TASK INSTRUCTIONS » Every entry must be echoed exactly.

··········

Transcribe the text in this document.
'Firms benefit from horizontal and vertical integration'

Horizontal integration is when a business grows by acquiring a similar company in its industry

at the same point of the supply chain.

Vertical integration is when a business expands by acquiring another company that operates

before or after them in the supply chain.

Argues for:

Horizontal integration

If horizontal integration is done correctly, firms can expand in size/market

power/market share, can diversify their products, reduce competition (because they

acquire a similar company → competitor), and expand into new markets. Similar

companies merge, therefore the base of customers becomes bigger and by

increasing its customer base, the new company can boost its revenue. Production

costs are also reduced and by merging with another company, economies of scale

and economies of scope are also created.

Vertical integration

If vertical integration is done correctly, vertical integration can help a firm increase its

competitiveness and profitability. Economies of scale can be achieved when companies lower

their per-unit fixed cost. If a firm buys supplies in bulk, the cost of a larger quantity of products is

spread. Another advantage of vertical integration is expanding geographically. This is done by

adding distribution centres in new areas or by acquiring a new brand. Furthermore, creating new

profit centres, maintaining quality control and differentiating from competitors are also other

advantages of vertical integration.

··········

ANSWER BELOW »
Transcribe the text in this document.
'Firms benefit from horizontal and vertical integration'

Horizontal integration is when a business grows by acquiring a similar company in its industry

at the same point of the supply chain.

Vertical integration is when a business expands by acquiring another company that operates

before or after them in the supply chain.

Argues for:

Horizontal integration

If horizontal integration is done correctly, firms can expand in size/market

power/market share, can diversify their products, reduce competition (because they

acquire a similar company → competitor), and expand into new markets. Similar

companies merge, therefore the base of customers becomes bigger and by

increasing its customer base, the new company can boost its revenue. Production

costs are also reduced and by merging with another company, economies of scale

and economies of scope are also created.

Vertical integration

If vertical integration is done correctly, vertical integration can help a firm increase its

competitiveness and profitability. Economies of scale can be achieved when companies lower

their per-unit fixed cost. If a firm buys supplies in bulk, the cost of a larger quantity of products is

spread. Another advantage of vertical integration is expanding geographically. This is done by

adding distribution centres in new areas or by acquiring a new brand. Furthermore, creating new

profit centres, maintaining quality control and differentiating from competitors are also other

advantages of vertical integration.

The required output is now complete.